__What you have to do__.
Answer these questions using the article below on Ukraine and Western long-range weapons:
1. Besides Joe Biden, whom is Zelensky likely to meet at the UN General Assembly?
2. Which two kinds of missiles does the article name?
3. On what date did Zelensky officially confirm the ATACMS supply?

__Excerpt to read__.
Ukraine wants to fire Western long-range weapons into Russia. But the battlefield gain is not clear-cut
Next week, an already very public debate over whether Ukraine should be allowed to use long-range Western-supplied missiles on Russian soil will come under an even brighter international spotlight.
Ukraine’s President Volodymyr Zelensky is set to meet not only US President Joe Biden, who has signaled he is open to discussing the issue, but also likely both US presidential candidates on the sidelines of the UN General Assembly in New York.
Those meetings come as experts say the public wrangling on this topic has raised the stakes of the decision, and potentially shifted the role these missiles – the Franco-British Storm Shadow/Scalps and US-made Army Tactical Missile Systems (ATACMS) – might play in this expanding war.
It was almost exactly a year ago, also during an in-person meeting with Zelensky in the United States, that Biden made the decision to supply the ATACMS to Ukraine.
The news did leak out, but official confirmation only came a month later, Zelensky burying it at the end of a nightly address on October 18. “Our agreements with President Biden are being implemented,” he said. “And they are being implemented very accurately – ATACMS have proven themselves.” By that point the missiles had, according to US officials, already been used in several strikes on Russian-occupied Luhansk and the southern coastal town of Berdiansk.

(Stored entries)
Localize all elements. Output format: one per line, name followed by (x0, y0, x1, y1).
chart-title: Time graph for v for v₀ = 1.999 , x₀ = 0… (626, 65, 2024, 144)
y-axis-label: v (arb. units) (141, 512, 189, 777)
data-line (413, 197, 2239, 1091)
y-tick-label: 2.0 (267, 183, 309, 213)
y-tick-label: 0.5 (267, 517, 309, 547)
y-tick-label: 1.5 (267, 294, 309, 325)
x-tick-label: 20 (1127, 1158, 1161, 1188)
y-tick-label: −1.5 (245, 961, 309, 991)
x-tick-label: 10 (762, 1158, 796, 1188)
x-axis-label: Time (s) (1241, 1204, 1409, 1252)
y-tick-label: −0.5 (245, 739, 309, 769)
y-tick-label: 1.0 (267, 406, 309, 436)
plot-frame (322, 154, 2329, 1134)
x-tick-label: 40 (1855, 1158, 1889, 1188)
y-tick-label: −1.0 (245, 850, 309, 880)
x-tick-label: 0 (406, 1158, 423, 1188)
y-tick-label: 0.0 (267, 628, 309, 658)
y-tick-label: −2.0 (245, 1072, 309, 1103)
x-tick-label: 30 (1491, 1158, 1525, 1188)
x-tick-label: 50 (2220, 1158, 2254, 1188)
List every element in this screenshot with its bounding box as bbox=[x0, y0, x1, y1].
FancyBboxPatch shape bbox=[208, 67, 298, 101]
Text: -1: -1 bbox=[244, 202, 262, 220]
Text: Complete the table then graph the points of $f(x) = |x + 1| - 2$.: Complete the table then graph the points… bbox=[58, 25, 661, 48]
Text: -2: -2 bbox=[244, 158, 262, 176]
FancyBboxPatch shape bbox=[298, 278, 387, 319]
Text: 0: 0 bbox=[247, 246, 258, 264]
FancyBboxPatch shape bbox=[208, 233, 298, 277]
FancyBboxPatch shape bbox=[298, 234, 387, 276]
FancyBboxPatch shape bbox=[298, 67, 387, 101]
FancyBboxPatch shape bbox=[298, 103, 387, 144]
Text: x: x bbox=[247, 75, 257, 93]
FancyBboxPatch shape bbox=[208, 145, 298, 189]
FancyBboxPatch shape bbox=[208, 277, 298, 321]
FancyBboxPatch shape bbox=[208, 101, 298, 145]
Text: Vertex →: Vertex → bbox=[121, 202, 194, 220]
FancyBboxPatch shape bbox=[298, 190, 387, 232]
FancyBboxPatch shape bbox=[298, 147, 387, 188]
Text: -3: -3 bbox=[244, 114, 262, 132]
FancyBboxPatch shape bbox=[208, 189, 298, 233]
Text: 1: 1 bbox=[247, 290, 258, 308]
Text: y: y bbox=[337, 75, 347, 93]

__Exercise answer__.
1. Both US presidential candidates.
2. The Franco-British Storm Shadow/Scalps and the US-made Army Tactical Missile Systems (ATACMS).
3. October 18.